● TASK DESCRIPTION
Tell how many lines contain the word "date". Reply with the number only.

● THE INPUT
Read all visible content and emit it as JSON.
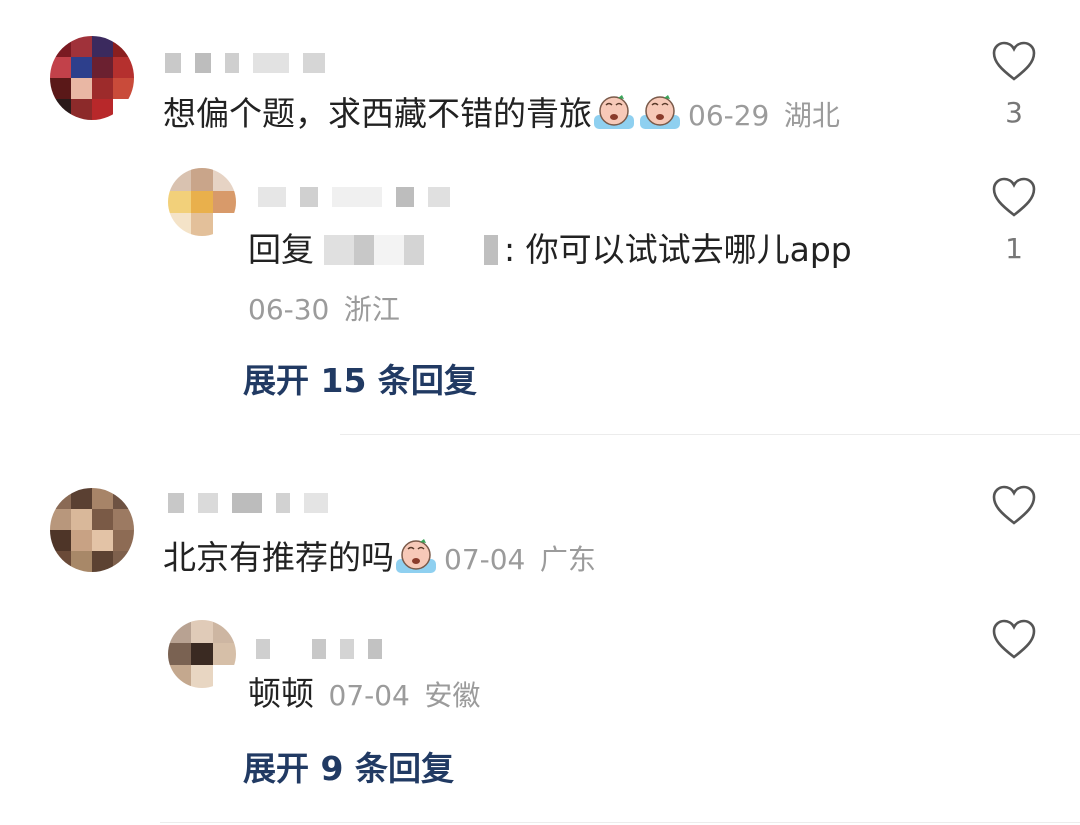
{
  "colors": {
    "expand_link": "#213a63",
    "meta_text": "#9b9b9b",
    "body_text": "#222222",
    "heart_outline": "#555555"
  },
  "comments": [
    {
      "text": "想偏个题，求西藏不错的青旅",
      "emojis": [
        "crying-emoji",
        "crying-emoji"
      ],
      "date": "06-29",
      "location": "湖北",
      "likes": "3",
      "replies": [
        {
          "prefix": "回复",
          "text": ": 你可以试试去哪儿app",
          "date": "06-30",
          "location": "浙江",
          "likes": "1"
        }
      ],
      "expand_label": "展开 15 条回复"
    },
    {
      "text": "北京有推荐的吗",
      "emojis": [
        "crying-emoji"
      ],
      "date": "07-04",
      "location": "广东",
      "likes": "",
      "replies": [
        {
          "text": "顿顿",
          "date": "07-04",
          "location": "安徽",
          "likes": ""
        }
      ],
      "expand_label": "展开 9 条回复"
    }
  ]
}
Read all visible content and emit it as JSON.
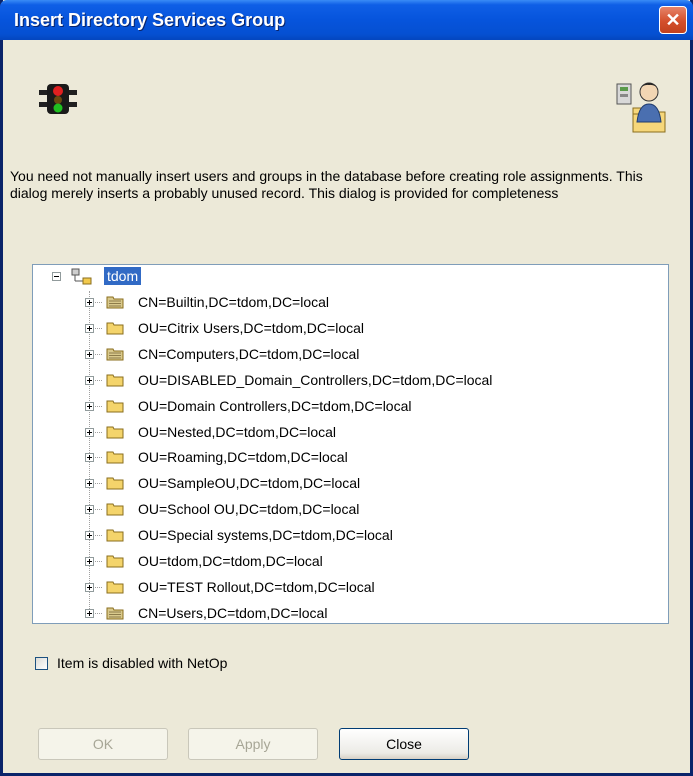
{
  "window": {
    "title": "Insert Directory Services Group",
    "close_glyph": "✕"
  },
  "icons": {
    "traffic": "traffic-light-icon",
    "users": "directory-users-icon"
  },
  "description": "You need not manually insert users and groups in the database before creating role assignments. This dialog merely inserts a probably unused record. This dialog is provided for completeness",
  "tree": {
    "root": "tdom",
    "items": [
      {
        "label": "CN=Builtin,DC=tdom,DC=local",
        "icon": "container-icon"
      },
      {
        "label": "OU=Citrix Users,DC=tdom,DC=local",
        "icon": "folder-icon"
      },
      {
        "label": "CN=Computers,DC=tdom,DC=local",
        "icon": "container-icon"
      },
      {
        "label": "OU=DISABLED_Domain_Controllers,DC=tdom,DC=local",
        "icon": "folder-icon"
      },
      {
        "label": "OU=Domain Controllers,DC=tdom,DC=local",
        "icon": "folder-icon"
      },
      {
        "label": "OU=Nested,DC=tdom,DC=local",
        "icon": "folder-icon"
      },
      {
        "label": "OU=Roaming,DC=tdom,DC=local",
        "icon": "folder-icon"
      },
      {
        "label": "OU=SampleOU,DC=tdom,DC=local",
        "icon": "folder-icon"
      },
      {
        "label": "OU=School OU,DC=tdom,DC=local",
        "icon": "folder-icon"
      },
      {
        "label": "OU=Special systems,DC=tdom,DC=local",
        "icon": "folder-icon"
      },
      {
        "label": "OU=tdom,DC=tdom,DC=local",
        "icon": "folder-icon"
      },
      {
        "label": "OU=TEST Rollout,DC=tdom,DC=local",
        "icon": "folder-icon"
      },
      {
        "label": "CN=Users,DC=tdom,DC=local",
        "icon": "container-icon"
      }
    ]
  },
  "checkbox": {
    "label": "Item is disabled with NetOp",
    "checked": false
  },
  "buttons": {
    "ok": "OK",
    "apply": "Apply",
    "close": "Close"
  },
  "colors": {
    "titlebar": "#0654DC",
    "selection": "#316AC5",
    "dialog_bg": "#ECE9D8",
    "close_button": "#D44F2C"
  }
}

● ANSWER TO THE PROBLEM
4